■ To do
Reproduce the data below verbatim, keeping every line in its original order.

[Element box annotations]
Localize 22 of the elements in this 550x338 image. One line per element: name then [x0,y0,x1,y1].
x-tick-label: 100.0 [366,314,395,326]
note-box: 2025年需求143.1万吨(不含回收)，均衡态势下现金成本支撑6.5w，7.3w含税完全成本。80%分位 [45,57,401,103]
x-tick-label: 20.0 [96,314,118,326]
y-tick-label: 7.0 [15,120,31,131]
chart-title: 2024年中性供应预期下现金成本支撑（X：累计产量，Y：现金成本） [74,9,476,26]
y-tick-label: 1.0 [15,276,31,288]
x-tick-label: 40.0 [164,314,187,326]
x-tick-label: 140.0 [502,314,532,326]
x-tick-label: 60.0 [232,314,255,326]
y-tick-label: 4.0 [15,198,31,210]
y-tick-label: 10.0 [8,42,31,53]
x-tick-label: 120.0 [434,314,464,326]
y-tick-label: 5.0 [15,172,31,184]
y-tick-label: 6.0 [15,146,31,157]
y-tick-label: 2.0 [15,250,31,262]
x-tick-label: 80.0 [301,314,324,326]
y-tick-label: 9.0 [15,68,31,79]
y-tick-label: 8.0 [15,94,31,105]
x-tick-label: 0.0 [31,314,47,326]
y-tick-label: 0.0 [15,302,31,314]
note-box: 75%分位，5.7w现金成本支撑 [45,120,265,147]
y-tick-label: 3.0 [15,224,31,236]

■ Completed task
Localize 22 of the elements in this 550x338 image. One line per element: name then [x0,y0,x1,y1].
x-tick-label: 100.0 [366,314,395,326]
note-box: 2025年需求143.1万吨(不含回收)，均衡态势下现金成本支撑6.5w，7.3w含税完全成本。80%分位 [45,57,401,103]
x-tick-label: 20.0 [96,314,118,326]
y-tick-label: 7.0 [15,120,31,131]
chart-title: 2024年中性供应预期下现金成本支撑（X：累计产量，Y：现金成本） [74,9,476,26]
y-tick-label: 1.0 [15,276,31,288]
x-tick-label: 40.0 [164,314,187,326]
x-tick-label: 140.0 [502,314,532,326]
x-tick-label: 60.0 [232,314,255,326]
y-tick-label: 4.0 [15,198,31,210]
y-tick-label: 10.0 [8,42,31,53]
x-tick-label: 120.0 [434,314,464,326]
y-tick-label: 5.0 [15,172,31,184]
y-tick-label: 6.0 [15,146,31,157]
y-tick-label: 2.0 [15,250,31,262]
x-tick-label: 80.0 [301,314,324,326]
y-tick-label: 9.0 [15,68,31,79]
y-tick-label: 8.0 [15,94,31,105]
x-tick-label: 0.0 [31,314,47,326]
y-tick-label: 0.0 [15,302,31,314]
note-box: 75%分位，5.7w现金成本支撑 [45,120,265,147]
y-tick-label: 3.0 [15,224,31,236]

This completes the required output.